== Data ==
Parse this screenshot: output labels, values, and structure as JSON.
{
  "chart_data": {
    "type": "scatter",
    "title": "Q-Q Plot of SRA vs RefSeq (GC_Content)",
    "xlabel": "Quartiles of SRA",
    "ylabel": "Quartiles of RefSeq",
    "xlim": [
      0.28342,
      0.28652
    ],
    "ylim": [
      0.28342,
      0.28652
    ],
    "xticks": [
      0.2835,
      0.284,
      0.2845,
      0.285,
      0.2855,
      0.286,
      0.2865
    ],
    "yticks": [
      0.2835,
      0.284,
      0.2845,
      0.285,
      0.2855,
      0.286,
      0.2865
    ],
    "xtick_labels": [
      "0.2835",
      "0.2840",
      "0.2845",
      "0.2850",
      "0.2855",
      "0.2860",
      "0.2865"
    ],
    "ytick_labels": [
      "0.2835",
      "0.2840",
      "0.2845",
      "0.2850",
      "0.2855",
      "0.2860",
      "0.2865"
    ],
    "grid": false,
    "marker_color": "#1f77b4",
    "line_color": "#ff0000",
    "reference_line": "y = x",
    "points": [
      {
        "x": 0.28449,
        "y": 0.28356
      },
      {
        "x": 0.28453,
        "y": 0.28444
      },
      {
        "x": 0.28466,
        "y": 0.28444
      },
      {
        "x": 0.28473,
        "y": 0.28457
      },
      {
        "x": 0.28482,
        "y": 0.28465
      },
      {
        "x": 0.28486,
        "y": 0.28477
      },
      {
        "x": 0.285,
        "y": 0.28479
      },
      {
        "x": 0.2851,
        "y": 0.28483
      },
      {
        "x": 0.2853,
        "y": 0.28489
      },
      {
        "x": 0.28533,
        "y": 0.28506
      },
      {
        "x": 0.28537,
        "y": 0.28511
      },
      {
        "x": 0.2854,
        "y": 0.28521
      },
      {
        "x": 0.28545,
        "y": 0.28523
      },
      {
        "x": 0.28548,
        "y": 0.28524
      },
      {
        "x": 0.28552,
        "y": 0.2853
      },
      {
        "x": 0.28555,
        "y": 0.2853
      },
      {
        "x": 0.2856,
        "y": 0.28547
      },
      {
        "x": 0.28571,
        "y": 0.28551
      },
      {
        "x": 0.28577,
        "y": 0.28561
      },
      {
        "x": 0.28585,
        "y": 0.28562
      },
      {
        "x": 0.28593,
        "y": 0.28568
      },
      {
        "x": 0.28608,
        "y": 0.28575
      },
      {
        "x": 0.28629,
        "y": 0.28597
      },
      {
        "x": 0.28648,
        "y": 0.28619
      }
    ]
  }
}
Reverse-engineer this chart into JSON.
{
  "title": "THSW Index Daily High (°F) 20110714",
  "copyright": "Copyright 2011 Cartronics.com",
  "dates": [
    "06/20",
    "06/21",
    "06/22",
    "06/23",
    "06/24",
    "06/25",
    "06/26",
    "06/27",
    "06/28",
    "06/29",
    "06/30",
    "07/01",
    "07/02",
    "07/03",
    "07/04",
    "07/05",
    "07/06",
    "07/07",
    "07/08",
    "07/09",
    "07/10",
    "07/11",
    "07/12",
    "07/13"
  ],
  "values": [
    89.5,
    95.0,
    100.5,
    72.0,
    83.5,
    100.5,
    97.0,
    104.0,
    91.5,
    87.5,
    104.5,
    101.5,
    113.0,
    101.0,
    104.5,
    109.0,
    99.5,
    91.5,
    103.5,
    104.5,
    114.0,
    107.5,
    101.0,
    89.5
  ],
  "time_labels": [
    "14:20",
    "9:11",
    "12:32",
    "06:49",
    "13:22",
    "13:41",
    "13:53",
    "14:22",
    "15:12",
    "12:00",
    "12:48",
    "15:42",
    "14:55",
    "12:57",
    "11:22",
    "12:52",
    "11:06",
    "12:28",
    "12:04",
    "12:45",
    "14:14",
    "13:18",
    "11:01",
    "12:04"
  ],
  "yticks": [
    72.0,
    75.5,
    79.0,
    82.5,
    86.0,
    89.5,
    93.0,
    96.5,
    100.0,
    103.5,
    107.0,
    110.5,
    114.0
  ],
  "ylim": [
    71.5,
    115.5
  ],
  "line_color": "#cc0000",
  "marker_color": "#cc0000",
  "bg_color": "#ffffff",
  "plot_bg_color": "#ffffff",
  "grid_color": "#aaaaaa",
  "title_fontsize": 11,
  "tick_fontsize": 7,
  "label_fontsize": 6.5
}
===
# Task requirements
Make an exact copy of all the data.

# Output of the task
Parse this screenshot: output labels, values, and structure as JSON.
{
  "chart_data": {
    "type": "scatter",
    "title": "Q-Q Plot of SRA vs RefSeq (GC_Content)",
    "xlabel": "Quartiles of SRA",
    "ylabel": "Quartiles of RefSeq",
    "xlim": [
      0.28342,
      0.28652
    ],
    "ylim": [
      0.28342,
      0.28652
    ],
    "xticks": [
      0.2835,
      0.284,
      0.2845,
      0.285,
      0.2855,
      0.286,
      0.2865
    ],
    "yticks": [
      0.2835,
      0.284,
      0.2845,
      0.285,
      0.2855,
      0.286,
      0.2865
    ],
    "xtick_labels": [
      "0.2835",
      "0.2840",
      "0.2845",
      "0.2850",
      "0.2855",
      "0.2860",
      "0.2865"
    ],
    "ytick_labels": [
      "0.2835",
      "0.2840",
      "0.2845",
      "0.2850",
      "0.2855",
      "0.2860",
      "0.2865"
    ],
    "grid": false,
    "marker_color": "#1f77b4",
    "line_color": "#ff0000",
    "reference_line": "y = x",
    "points": [
      {
        "x": 0.28449,
        "y": 0.28356
      },
      {
        "x": 0.28453,
        "y": 0.28444
      },
      {
        "x": 0.28466,
        "y": 0.28444
      },
      {
        "x": 0.28473,
        "y": 0.28457
      },
      {
        "x": 0.28482,
        "y": 0.28465
      },
      {
        "x": 0.28486,
        "y": 0.28477
      },
      {
        "x": 0.285,
        "y": 0.28479
      },
      {
        "x": 0.2851,
        "y": 0.28483
      },
      {
        "x": 0.2853,
        "y": 0.28489
      },
      {
        "x": 0.28533,
        "y": 0.28506
      },
      {
        "x": 0.28537,
        "y": 0.28511
      },
      {
        "x": 0.2854,
        "y": 0.28521
      },
      {
        "x": 0.28545,
        "y": 0.28523
      },
      {
        "x": 0.28548,
        "y": 0.28524
      },
      {
        "x": 0.28552,
        "y": 0.2853
      },
      {
        "x": 0.28555,
        "y": 0.2853
      },
      {
        "x": 0.2856,
        "y": 0.28547
      },
      {
        "x": 0.28571,
        "y": 0.28551
      },
      {
        "x": 0.28577,
        "y": 0.28561
      },
      {
        "x": 0.28585,
        "y": 0.28562
      },
      {
        "x": 0.28593,
        "y": 0.28568
      },
      {
        "x": 0.28608,
        "y": 0.28575
      },
      {
        "x": 0.28629,
        "y": 0.28597
      },
      {
        "x": 0.28648,
        "y": 0.28619
      }
    ]
  }
}
Reverse-engineer this chart into JSON.
{
  "title": "THSW Index Daily High (°F) 20110714",
  "copyright": "Copyright 2011 Cartronics.com",
  "dates": [
    "06/20",
    "06/21",
    "06/22",
    "06/23",
    "06/24",
    "06/25",
    "06/26",
    "06/27",
    "06/28",
    "06/29",
    "06/30",
    "07/01",
    "07/02",
    "07/03",
    "07/04",
    "07/05",
    "07/06",
    "07/07",
    "07/08",
    "07/09",
    "07/10",
    "07/11",
    "07/12",
    "07/13"
  ],
  "values": [
    89.5,
    95.0,
    100.5,
    72.0,
    83.5,
    100.5,
    97.0,
    104.0,
    91.5,
    87.5,
    104.5,
    101.5,
    113.0,
    101.0,
    104.5,
    109.0,
    99.5,
    91.5,
    103.5,
    104.5,
    114.0,
    107.5,
    101.0,
    89.5
  ],
  "time_labels": [
    "14:20",
    "9:11",
    "12:32",
    "06:49",
    "13:22",
    "13:41",
    "13:53",
    "14:22",
    "15:12",
    "12:00",
    "12:48",
    "15:42",
    "14:55",
    "12:57",
    "11:22",
    "12:52",
    "11:06",
    "12:28",
    "12:04",
    "12:45",
    "14:14",
    "13:18",
    "11:01",
    "12:04"
  ],
  "yticks": [
    72.0,
    75.5,
    79.0,
    82.5,
    86.0,
    89.5,
    93.0,
    96.5,
    100.0,
    103.5,
    107.0,
    110.5,
    114.0
  ],
  "ylim": [
    71.5,
    115.5
  ],
  "line_color": "#cc0000",
  "marker_color": "#cc0000",
  "bg_color": "#ffffff",
  "plot_bg_color": "#ffffff",
  "grid_color": "#aaaaaa",
  "title_fontsize": 11,
  "tick_fontsize": 7,
  "label_fontsize": 6.5
}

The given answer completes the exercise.